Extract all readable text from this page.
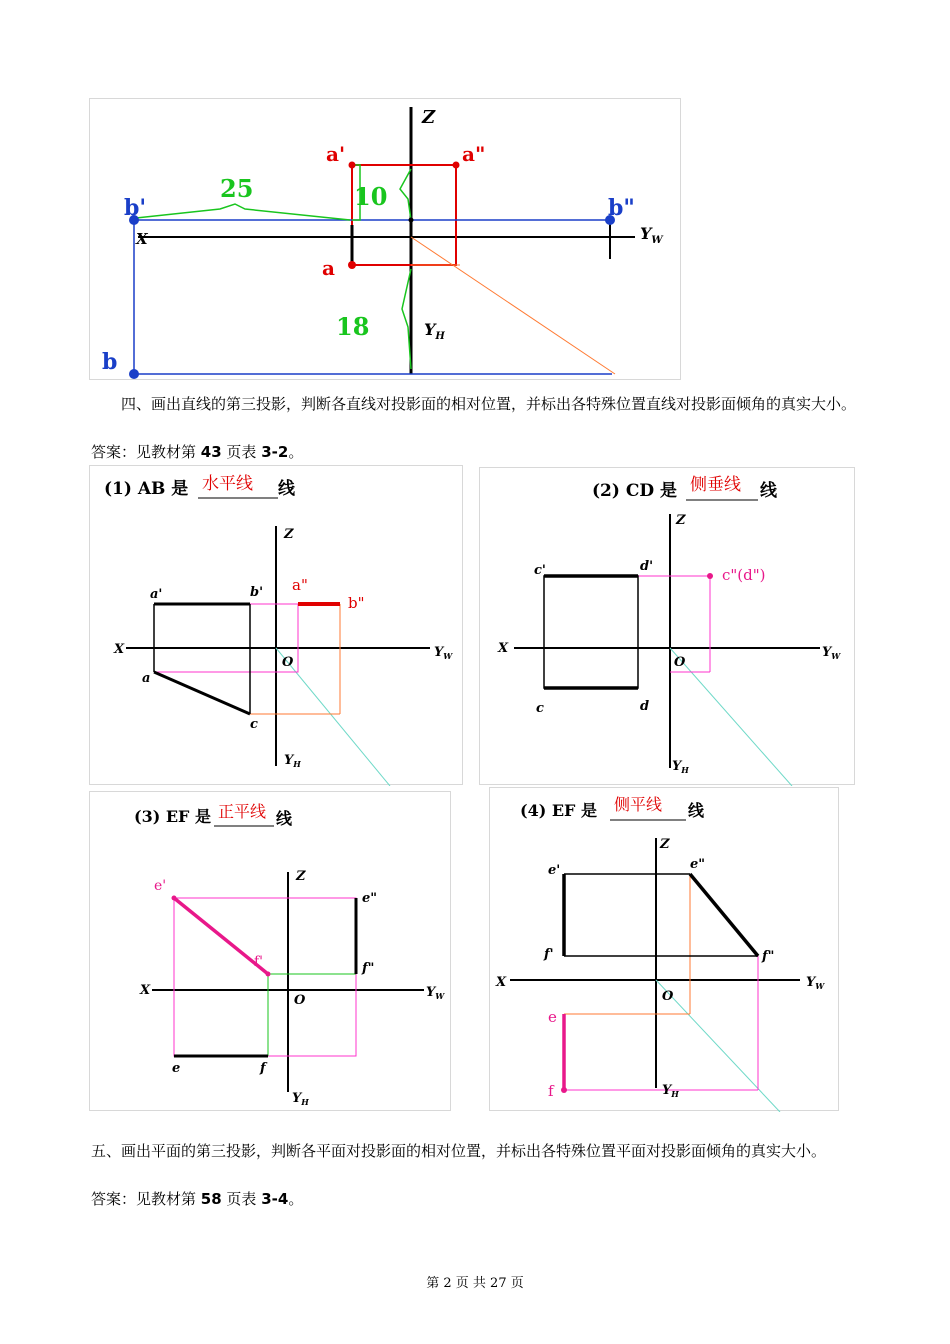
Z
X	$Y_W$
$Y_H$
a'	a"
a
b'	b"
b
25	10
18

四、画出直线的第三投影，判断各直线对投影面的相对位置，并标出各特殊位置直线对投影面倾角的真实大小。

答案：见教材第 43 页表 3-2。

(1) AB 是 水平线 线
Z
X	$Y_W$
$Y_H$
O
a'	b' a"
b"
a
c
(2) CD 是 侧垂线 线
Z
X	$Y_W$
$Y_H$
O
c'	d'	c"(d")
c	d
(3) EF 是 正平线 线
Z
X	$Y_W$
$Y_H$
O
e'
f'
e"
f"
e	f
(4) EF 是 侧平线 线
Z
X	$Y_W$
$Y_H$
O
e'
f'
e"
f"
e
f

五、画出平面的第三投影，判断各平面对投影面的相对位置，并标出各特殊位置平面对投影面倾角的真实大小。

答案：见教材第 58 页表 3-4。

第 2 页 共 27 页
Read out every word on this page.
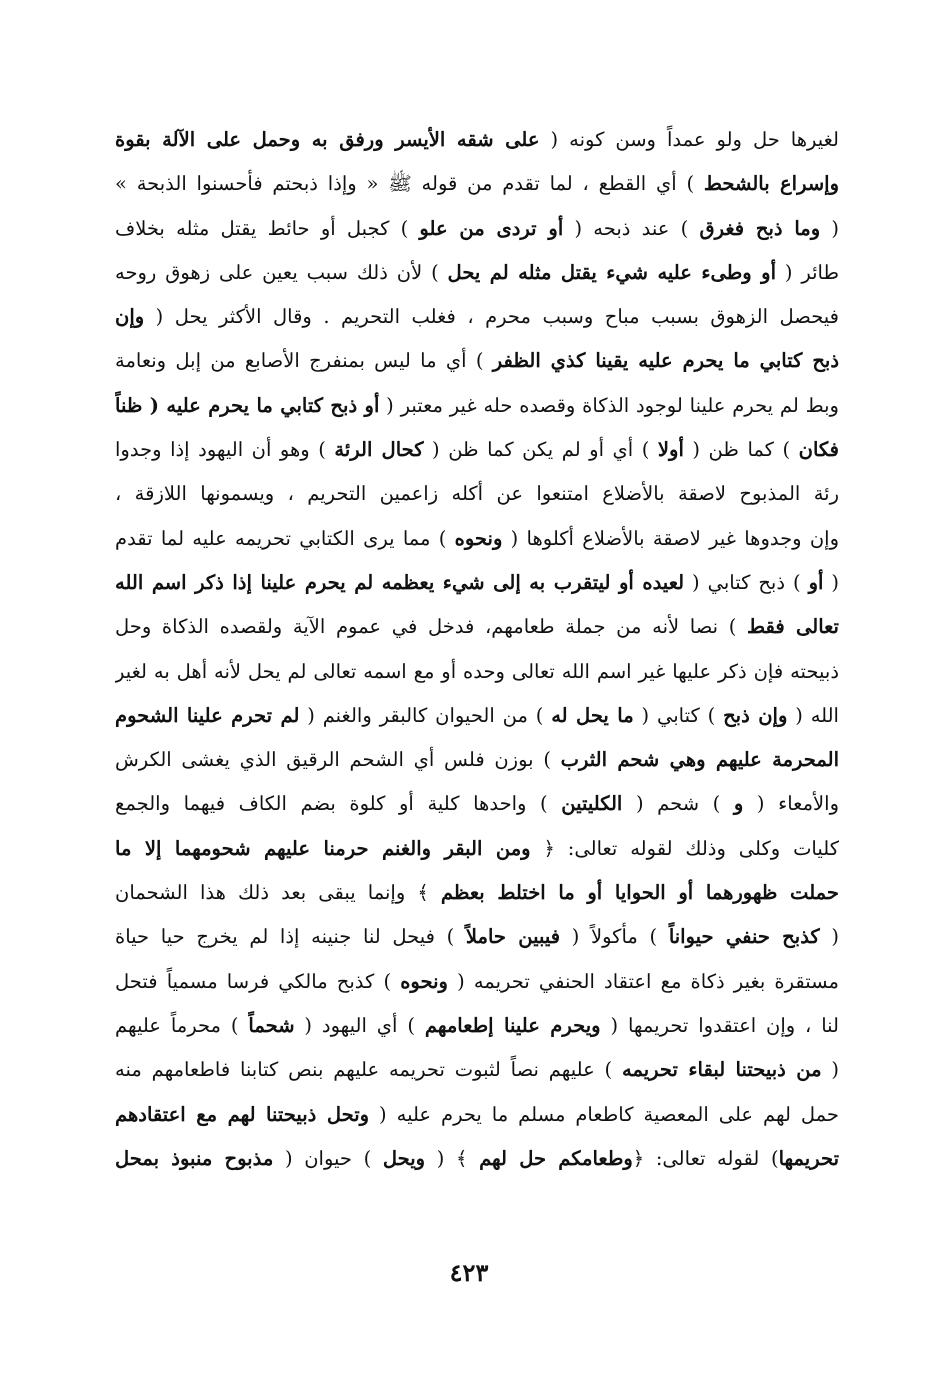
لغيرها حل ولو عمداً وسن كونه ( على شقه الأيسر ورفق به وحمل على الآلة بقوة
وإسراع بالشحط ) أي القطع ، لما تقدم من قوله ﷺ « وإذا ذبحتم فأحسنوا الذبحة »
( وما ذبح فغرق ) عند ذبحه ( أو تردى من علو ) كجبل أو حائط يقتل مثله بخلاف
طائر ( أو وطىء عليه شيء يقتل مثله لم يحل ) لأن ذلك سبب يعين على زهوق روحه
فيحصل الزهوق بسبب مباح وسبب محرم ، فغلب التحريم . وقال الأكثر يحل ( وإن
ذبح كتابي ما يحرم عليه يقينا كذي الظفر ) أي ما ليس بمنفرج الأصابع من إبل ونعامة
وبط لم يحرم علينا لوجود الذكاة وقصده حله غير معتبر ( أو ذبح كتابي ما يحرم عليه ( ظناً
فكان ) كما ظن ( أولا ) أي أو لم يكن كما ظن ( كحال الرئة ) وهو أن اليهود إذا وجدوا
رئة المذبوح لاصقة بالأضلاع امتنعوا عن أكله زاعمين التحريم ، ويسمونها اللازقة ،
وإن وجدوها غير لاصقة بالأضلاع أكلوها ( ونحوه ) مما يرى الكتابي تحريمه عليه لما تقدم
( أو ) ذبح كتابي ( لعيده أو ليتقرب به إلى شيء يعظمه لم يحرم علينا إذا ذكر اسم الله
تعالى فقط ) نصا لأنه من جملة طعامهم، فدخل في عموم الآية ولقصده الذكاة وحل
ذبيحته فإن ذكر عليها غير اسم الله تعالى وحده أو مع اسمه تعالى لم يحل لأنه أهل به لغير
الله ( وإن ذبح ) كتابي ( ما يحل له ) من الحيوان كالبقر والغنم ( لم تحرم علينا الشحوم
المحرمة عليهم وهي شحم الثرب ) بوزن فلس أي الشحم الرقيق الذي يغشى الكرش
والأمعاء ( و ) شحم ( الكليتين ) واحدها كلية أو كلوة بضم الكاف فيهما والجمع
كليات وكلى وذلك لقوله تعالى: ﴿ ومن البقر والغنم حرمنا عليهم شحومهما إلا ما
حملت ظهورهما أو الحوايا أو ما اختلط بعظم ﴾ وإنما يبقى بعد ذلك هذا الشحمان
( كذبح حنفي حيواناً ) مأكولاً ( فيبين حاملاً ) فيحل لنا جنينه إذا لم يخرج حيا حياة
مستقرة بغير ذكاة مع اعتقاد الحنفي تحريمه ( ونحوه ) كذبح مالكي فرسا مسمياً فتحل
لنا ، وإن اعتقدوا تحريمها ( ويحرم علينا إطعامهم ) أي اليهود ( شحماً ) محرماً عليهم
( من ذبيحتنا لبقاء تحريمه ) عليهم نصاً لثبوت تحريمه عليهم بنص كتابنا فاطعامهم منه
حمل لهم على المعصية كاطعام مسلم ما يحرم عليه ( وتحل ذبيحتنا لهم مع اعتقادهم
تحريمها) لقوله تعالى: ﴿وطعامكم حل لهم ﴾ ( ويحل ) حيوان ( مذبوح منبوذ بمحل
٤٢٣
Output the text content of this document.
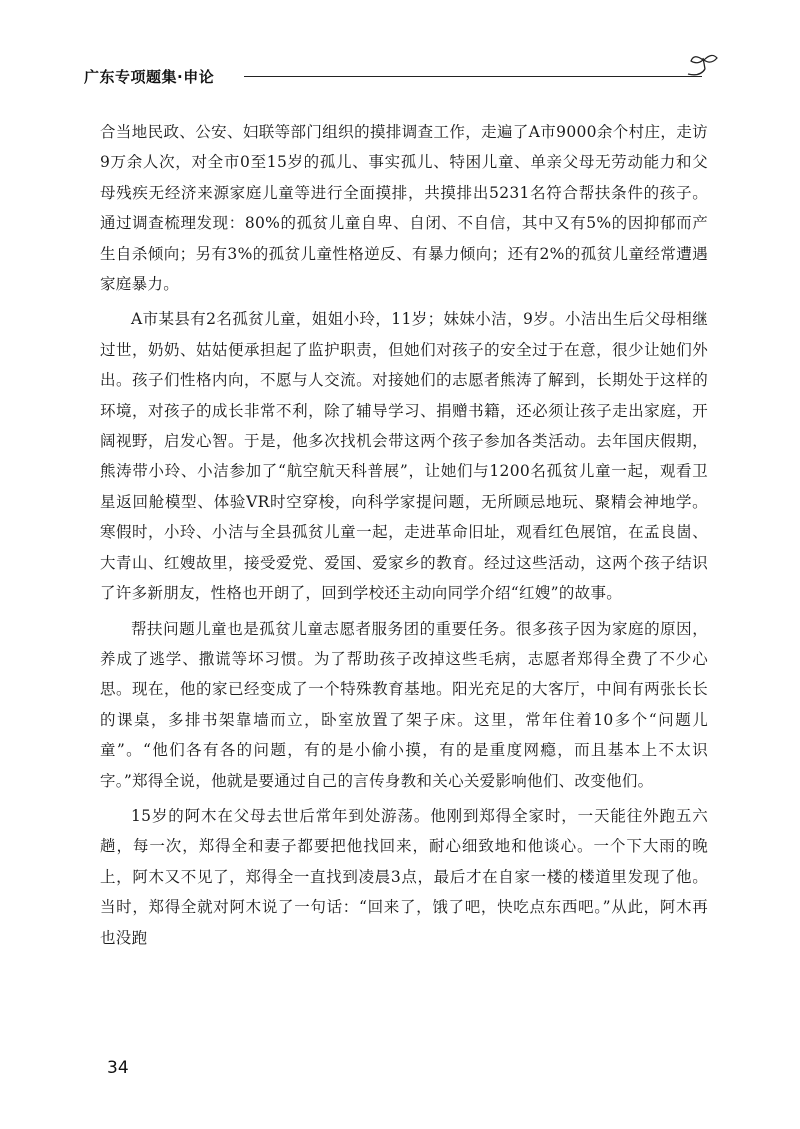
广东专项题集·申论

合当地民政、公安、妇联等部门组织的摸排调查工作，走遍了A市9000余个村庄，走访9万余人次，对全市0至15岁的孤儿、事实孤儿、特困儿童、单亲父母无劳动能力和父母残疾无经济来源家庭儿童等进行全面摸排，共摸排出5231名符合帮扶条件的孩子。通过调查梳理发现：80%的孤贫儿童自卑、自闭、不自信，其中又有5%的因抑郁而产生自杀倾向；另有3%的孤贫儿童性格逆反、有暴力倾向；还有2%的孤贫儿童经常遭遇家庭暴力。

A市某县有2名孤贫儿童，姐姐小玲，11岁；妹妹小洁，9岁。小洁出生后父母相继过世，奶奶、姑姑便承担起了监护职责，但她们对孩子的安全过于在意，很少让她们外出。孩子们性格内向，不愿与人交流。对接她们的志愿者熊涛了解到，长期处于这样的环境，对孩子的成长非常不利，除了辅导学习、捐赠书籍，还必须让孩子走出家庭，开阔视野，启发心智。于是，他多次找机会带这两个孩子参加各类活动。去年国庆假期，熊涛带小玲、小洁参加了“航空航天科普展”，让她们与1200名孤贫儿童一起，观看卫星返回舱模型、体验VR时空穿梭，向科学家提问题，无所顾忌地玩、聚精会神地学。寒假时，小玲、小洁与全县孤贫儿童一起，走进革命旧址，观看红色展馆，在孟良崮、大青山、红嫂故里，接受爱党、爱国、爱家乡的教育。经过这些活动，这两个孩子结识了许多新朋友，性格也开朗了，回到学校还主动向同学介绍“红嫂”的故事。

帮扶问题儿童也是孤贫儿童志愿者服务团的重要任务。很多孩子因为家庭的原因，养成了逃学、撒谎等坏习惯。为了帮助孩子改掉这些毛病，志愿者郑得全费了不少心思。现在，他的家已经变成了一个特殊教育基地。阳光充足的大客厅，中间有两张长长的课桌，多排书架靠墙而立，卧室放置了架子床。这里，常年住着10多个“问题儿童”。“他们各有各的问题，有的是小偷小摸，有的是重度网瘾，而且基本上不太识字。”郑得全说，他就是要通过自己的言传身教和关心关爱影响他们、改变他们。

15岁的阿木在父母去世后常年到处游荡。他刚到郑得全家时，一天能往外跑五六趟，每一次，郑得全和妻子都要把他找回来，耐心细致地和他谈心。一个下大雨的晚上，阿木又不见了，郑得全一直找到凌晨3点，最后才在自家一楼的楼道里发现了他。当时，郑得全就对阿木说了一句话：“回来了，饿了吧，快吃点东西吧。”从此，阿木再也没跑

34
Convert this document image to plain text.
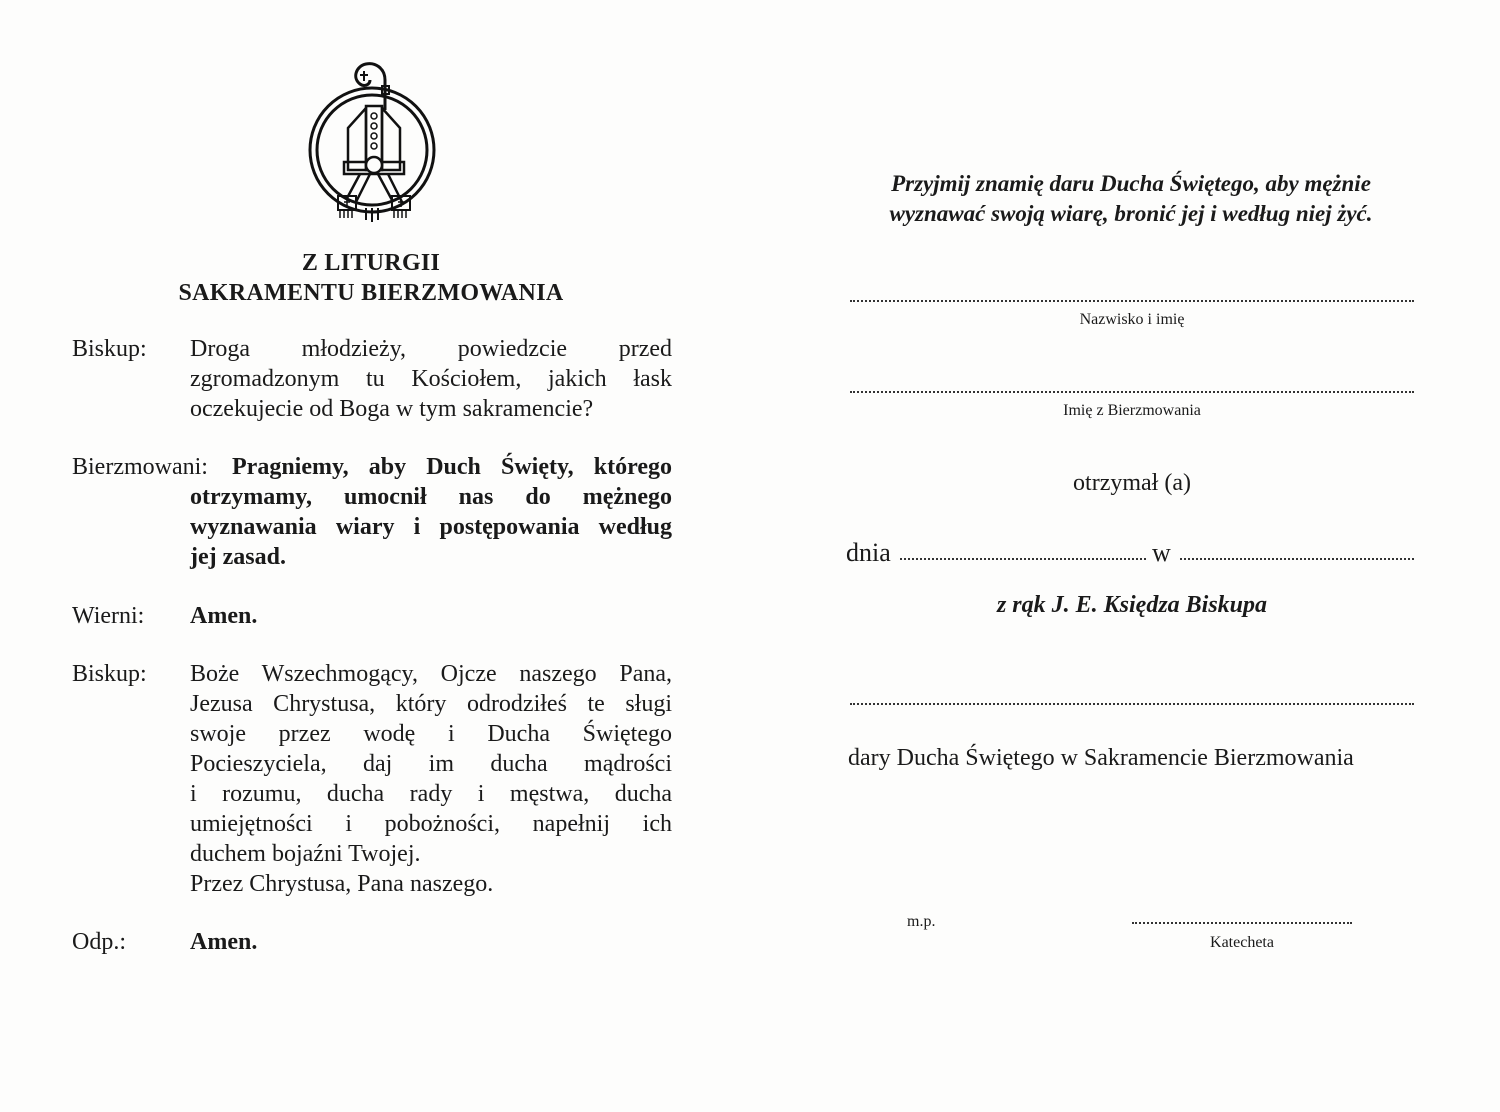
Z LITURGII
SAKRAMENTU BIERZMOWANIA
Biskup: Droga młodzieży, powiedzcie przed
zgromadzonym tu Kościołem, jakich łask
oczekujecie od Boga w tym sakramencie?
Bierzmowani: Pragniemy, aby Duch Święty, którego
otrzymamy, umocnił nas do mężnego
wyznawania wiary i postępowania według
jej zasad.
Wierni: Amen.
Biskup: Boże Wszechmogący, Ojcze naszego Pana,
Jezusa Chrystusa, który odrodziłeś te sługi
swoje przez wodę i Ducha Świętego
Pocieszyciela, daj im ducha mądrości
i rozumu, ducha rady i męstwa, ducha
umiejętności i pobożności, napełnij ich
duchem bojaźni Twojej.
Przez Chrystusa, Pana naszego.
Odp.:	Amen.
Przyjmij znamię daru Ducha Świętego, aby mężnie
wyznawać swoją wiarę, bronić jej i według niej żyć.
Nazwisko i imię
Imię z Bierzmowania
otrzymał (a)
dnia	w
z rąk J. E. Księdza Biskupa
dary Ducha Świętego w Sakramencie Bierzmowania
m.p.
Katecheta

----------------------------------------

## What the task asks
In the lines above, find each one with "Pana" and list it.

## Exercise answer
Biskup: Boże Wszechmogący, Ojcze naszego Pana,
Przez Chrystusa, Pana naszego.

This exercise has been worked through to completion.